GIVEN INSTRUCTION: Tally every line of the listing where the string "JSON" is found, and state the total alone.

** BEGIN MATERIAL SHOWN **

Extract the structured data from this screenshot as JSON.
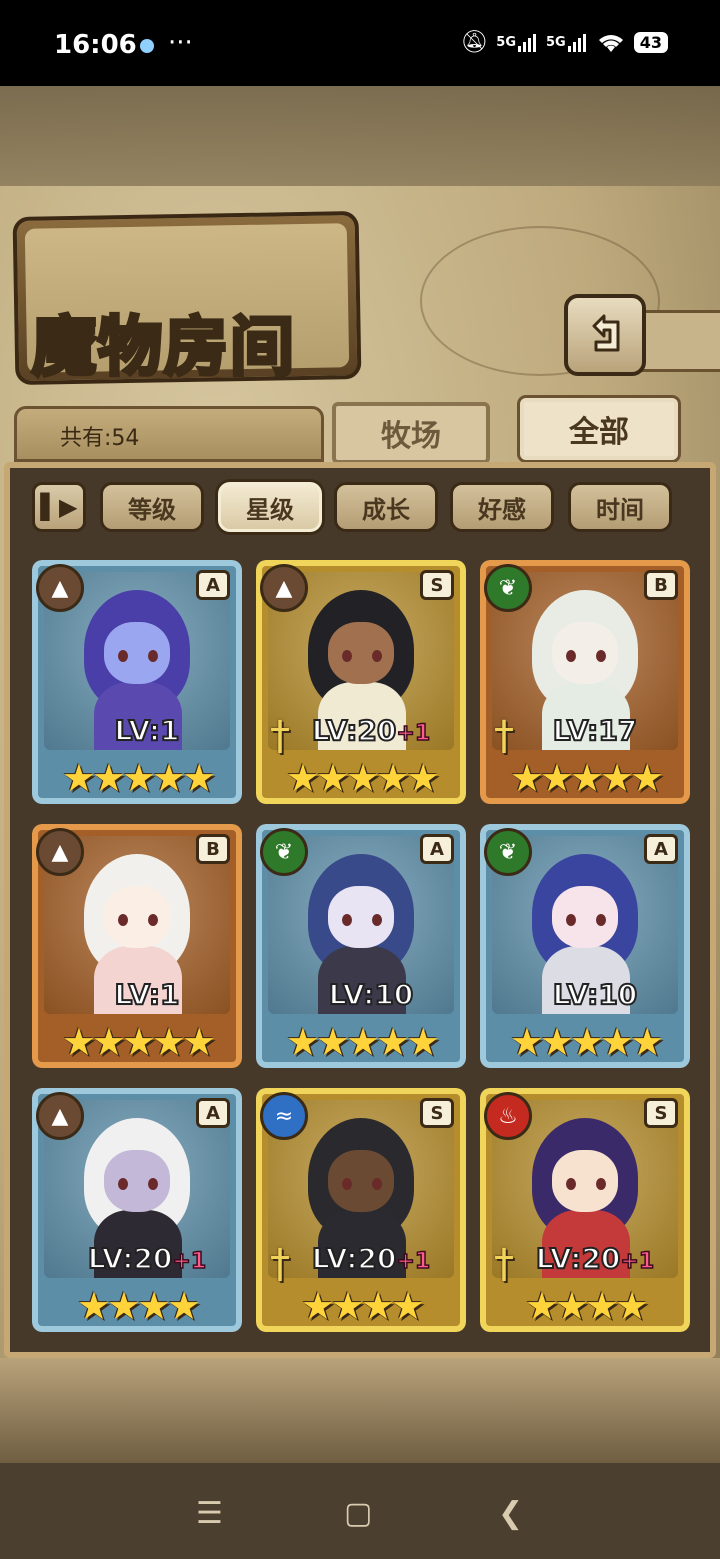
{
  "status_bar": {
    "time": "16:06",
    "dots": "···",
    "signal1": "5G",
    "signal2": "5G",
    "battery": "43"
  },
  "page": {
    "title": "魔物房间",
    "count_label": "共有:54"
  },
  "tabs": [
    {
      "label": "牧场"
    },
    {
      "label": "全部"
    }
  ],
  "sort": {
    "toggle": "▌▶",
    "buttons": [
      {
        "label": "等级"
      },
      {
        "label": "星级"
      },
      {
        "label": "成长"
      },
      {
        "label": "好感"
      },
      {
        "label": "时间"
      }
    ],
    "active": "星级"
  },
  "monsters": [
    {
      "rank": "A",
      "element": "earth",
      "level": "LV:1",
      "plus": "",
      "stars": "★★★★★",
      "frame": "blue"
    },
    {
      "rank": "S",
      "element": "earth",
      "level": "LV:20",
      "plus": "+1",
      "stars": "★★★★★",
      "frame": "gold"
    },
    {
      "rank": "B",
      "element": "nature",
      "level": "LV:17",
      "plus": "",
      "stars": "★★★★★",
      "frame": "bronze"
    },
    {
      "rank": "B",
      "element": "earth",
      "level": "LV:1",
      "plus": "",
      "stars": "★★★★★",
      "frame": "bronze"
    },
    {
      "rank": "A",
      "element": "nature",
      "level": "LV:10",
      "plus": "",
      "stars": "★★★★★",
      "frame": "blue"
    },
    {
      "rank": "A",
      "element": "nature",
      "level": "LV:10",
      "plus": "",
      "stars": "★★★★★",
      "frame": "blue"
    },
    {
      "rank": "A",
      "element": "earth",
      "level": "LV:20",
      "plus": "+1",
      "stars": "★★★★",
      "frame": "blue"
    },
    {
      "rank": "S",
      "element": "water",
      "level": "LV:20",
      "plus": "+1",
      "stars": "★★★★",
      "frame": "gold"
    },
    {
      "rank": "S",
      "element": "fire",
      "level": "LV:20",
      "plus": "+1",
      "stars": "★★★★",
      "frame": "gold"
    }
  ],
  "icons": {
    "earth": "mountain-icon",
    "nature": "leaf-icon",
    "water": "wave-icon",
    "fire": "flame-icon",
    "back": "return-arrow-icon"
  },
  "colors": {
    "earth": "#6b4a33",
    "nature": "#2f7a2a",
    "water": "#2f6fc4",
    "fire": "#c42a1f"
  },
  "nav": {
    "menu": "☰",
    "home": "▢",
    "back": "❮"
  }
}
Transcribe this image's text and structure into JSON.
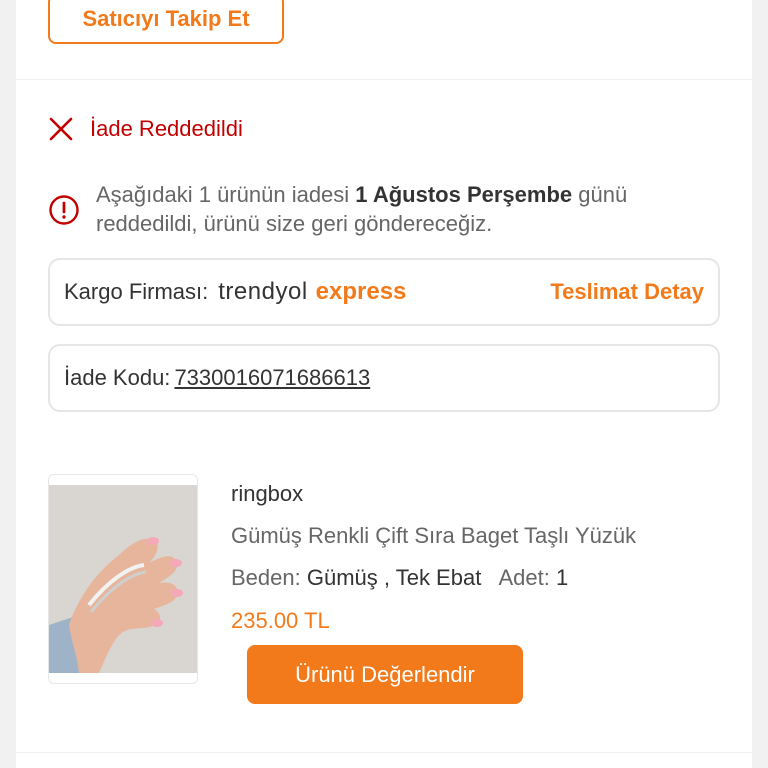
{
  "seller": {
    "follow_label": "Satıcıyı Takip Et"
  },
  "return_status": {
    "icon": "close-icon",
    "label": "İade Reddedildi",
    "color": "#c30000"
  },
  "info": {
    "icon": "info-icon",
    "text_before": "Aşağıdaki 1 ürünün iadesi ",
    "text_bold": "1 Ağustos Perşembe",
    "text_after": " günü reddedildi, ürünü size geri göndereceğiz."
  },
  "cargo": {
    "label": "Kargo Firması:",
    "logo_part1": "trendyol",
    "logo_part2": "express",
    "detail_link": "Teslimat Detay"
  },
  "return_code": {
    "label": "İade Kodu:",
    "value": "7330016071686613"
  },
  "product": {
    "brand": "ringbox",
    "name": "Gümüş Renkli Çift Sıra Baget Taşlı Yüzük",
    "size_label": "Beden:",
    "size_value": "Gümüş , Tek Ebat",
    "qty_label": "Adet:",
    "qty_value": "1",
    "price": "235.00 TL",
    "rate_button": "Ürünü Değerlendir"
  },
  "colors": {
    "accent": "#f27a1a",
    "danger": "#c30000"
  }
}
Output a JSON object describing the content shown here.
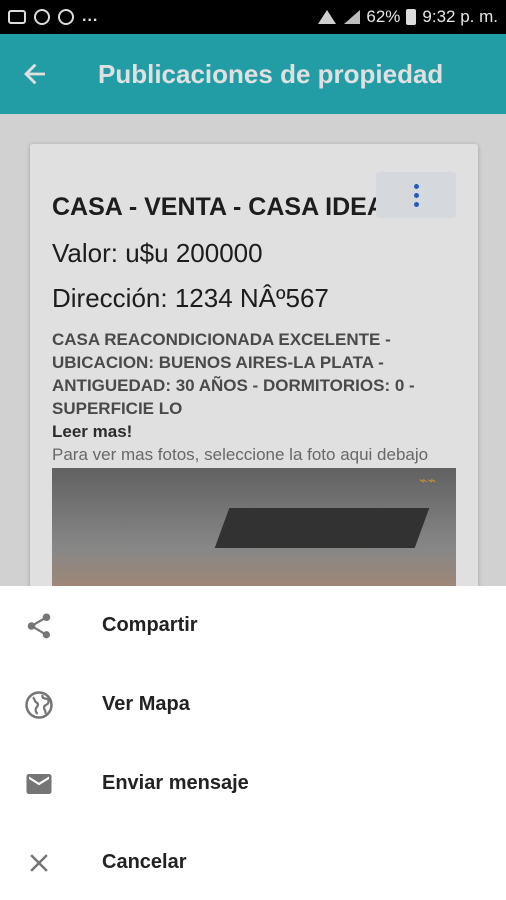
{
  "status_bar": {
    "left_more": "...",
    "battery": "62%",
    "time": "9:32 p. m."
  },
  "app_bar": {
    "back_icon": "arrow-back-icon",
    "title": "Publicaciones de propiedad"
  },
  "card": {
    "menu_icon": "more-vert-icon",
    "title": "CASA - VENTA - CASA IDEAL",
    "price": "Valor: u$u 200000",
    "address": "Dirección: 1234 NÂº567",
    "description": "CASA REACONDICIONADA EXCELENTE - UBICACION: BUENOS AIRES-LA PLATA - ANTIGUEDAD: 30 AÑOS - DORMITORIOS: 0 - SUPERFICIE LO",
    "read_more": "Leer mas!",
    "photo_hint": "Para ver mas fotos, seleccione la foto aqui debajo"
  },
  "bottom_sheet": {
    "items": [
      {
        "label": "Compartir",
        "icon": "share-icon"
      },
      {
        "label": "Ver Mapa",
        "icon": "globe-icon"
      },
      {
        "label": "Enviar mensaje",
        "icon": "email-icon"
      },
      {
        "label": "Cancelar",
        "icon": "close-icon"
      }
    ]
  },
  "colors": {
    "app_bar": "#27b3be",
    "menu_icon": "#2f67d8",
    "status_bar": "#000000"
  }
}
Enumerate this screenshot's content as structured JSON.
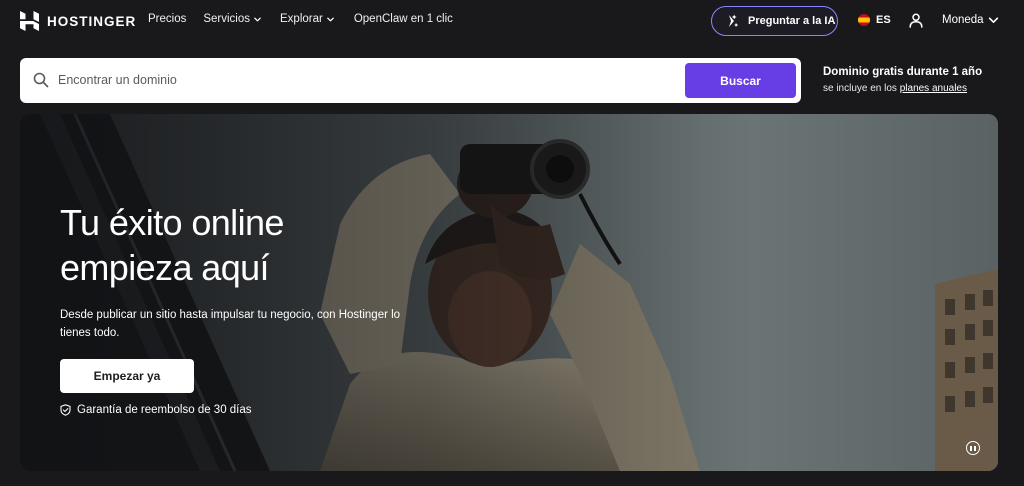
{
  "brand": {
    "name": "HOSTINGER",
    "accent_color": "#673de6",
    "ai_border_color": "#8c85ff"
  },
  "nav": {
    "links": [
      {
        "label": "Precios",
        "has_dropdown": false
      },
      {
        "label": "Servicios",
        "has_dropdown": true
      },
      {
        "label": "Explorar",
        "has_dropdown": true
      },
      {
        "label": "OpenClaw en 1 clic",
        "has_dropdown": false
      }
    ],
    "ai_button": {
      "label": "Preguntar a la IA",
      "icon": "sparkle-arrow-icon"
    },
    "language": {
      "code": "ES",
      "icon": "spain-flag-icon"
    },
    "account_icon": "user-icon",
    "currency": {
      "label": "Moneda",
      "icon": "chevron-down-icon"
    }
  },
  "domain_search": {
    "placeholder": "Encontrar un dominio",
    "value": "",
    "button_label": "Buscar",
    "icon": "search-icon"
  },
  "promo": {
    "title": "Dominio gratis durante 1 año",
    "subtitle_prefix": "se incluye en los ",
    "subtitle_link": "planes anuales"
  },
  "hero": {
    "title_line1": "Tu éxito online",
    "title_line2": "empieza aquí",
    "description": "Desde publicar un sitio hasta impulsar tu negocio, con Hostinger lo tienes todo.",
    "cta_label": "Empezar ya",
    "guarantee": "Garantía de reembolso de 30 días",
    "guarantee_icon": "shield-check-icon",
    "video_control_icon": "pause-icon"
  }
}
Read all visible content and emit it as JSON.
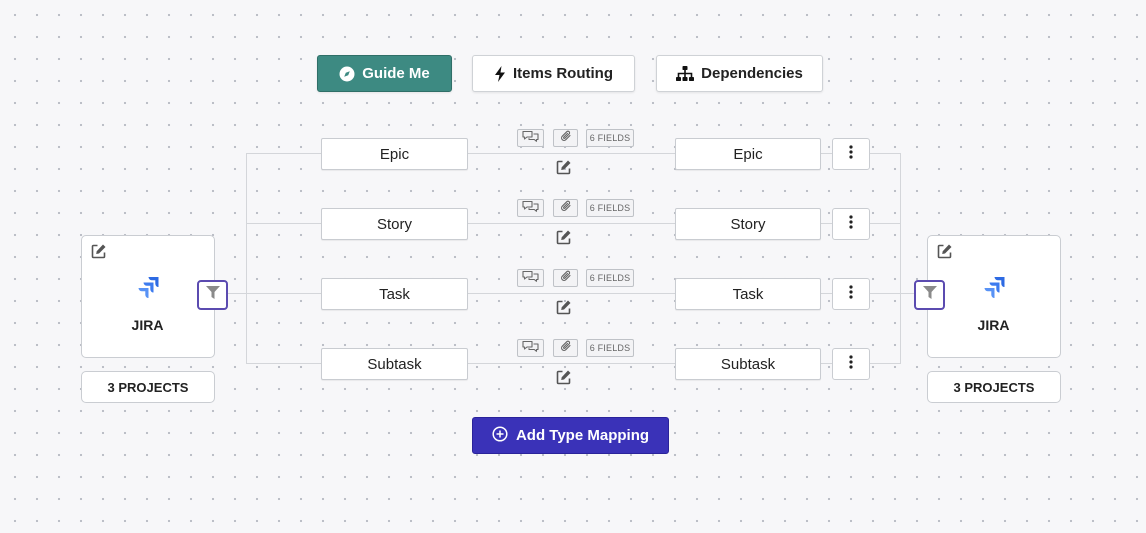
{
  "toolbar": {
    "guide_label": "Guide Me",
    "routing_label": "Items Routing",
    "dependencies_label": "Dependencies"
  },
  "left_system": {
    "name": "JIRA",
    "projects_label": "3 PROJECTS"
  },
  "right_system": {
    "name": "JIRA",
    "projects_label": "3 PROJECTS"
  },
  "mappings": [
    {
      "left": "Epic",
      "right": "Epic",
      "fields": "6 FIELDS"
    },
    {
      "left": "Story",
      "right": "Story",
      "fields": "6 FIELDS"
    },
    {
      "left": "Task",
      "right": "Task",
      "fields": "6 FIELDS"
    },
    {
      "left": "Subtask",
      "right": "Subtask",
      "fields": "6 FIELDS"
    }
  ],
  "add_mapping_label": "Add Type Mapping",
  "colors": {
    "guide_bg": "#3d8a82",
    "add_bg": "#3a32b8",
    "filter_border": "#5b4bb0",
    "jira_blue": "#2d6ae3"
  }
}
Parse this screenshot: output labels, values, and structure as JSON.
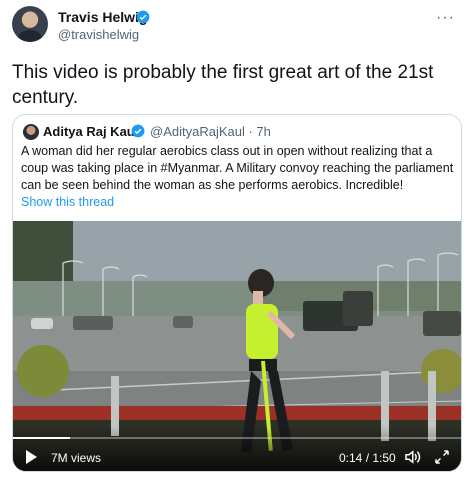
{
  "author": {
    "name": "Travis Helwig",
    "handle": "@travishelwig"
  },
  "tweet": {
    "text": "This video is probably the first great art of the 21st century."
  },
  "more_label": "···",
  "quote": {
    "name": "Aditya Raj Kaul",
    "handle": "@AdityaRajKaul · 7h",
    "text": "A woman did her regular aerobics class out in open without realizing that a coup was taking place in #Myanmar. A Military convoy reaching the parliament can be seen behind the woman as she performs aerobics. Incredible!",
    "show_thread": "Show this thread"
  },
  "video": {
    "views": "7M views",
    "time": "0:14 / 1:50",
    "progress": 0.127
  },
  "colors": {
    "accent": "#1d9bf0",
    "verified": "#1d9bf0"
  },
  "icons": [
    "avatar",
    "verified-icon",
    "play-icon",
    "volume-icon",
    "fullscreen-icon"
  ]
}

** END MATERIAL SHOWN **

TASK RESPONSE: 6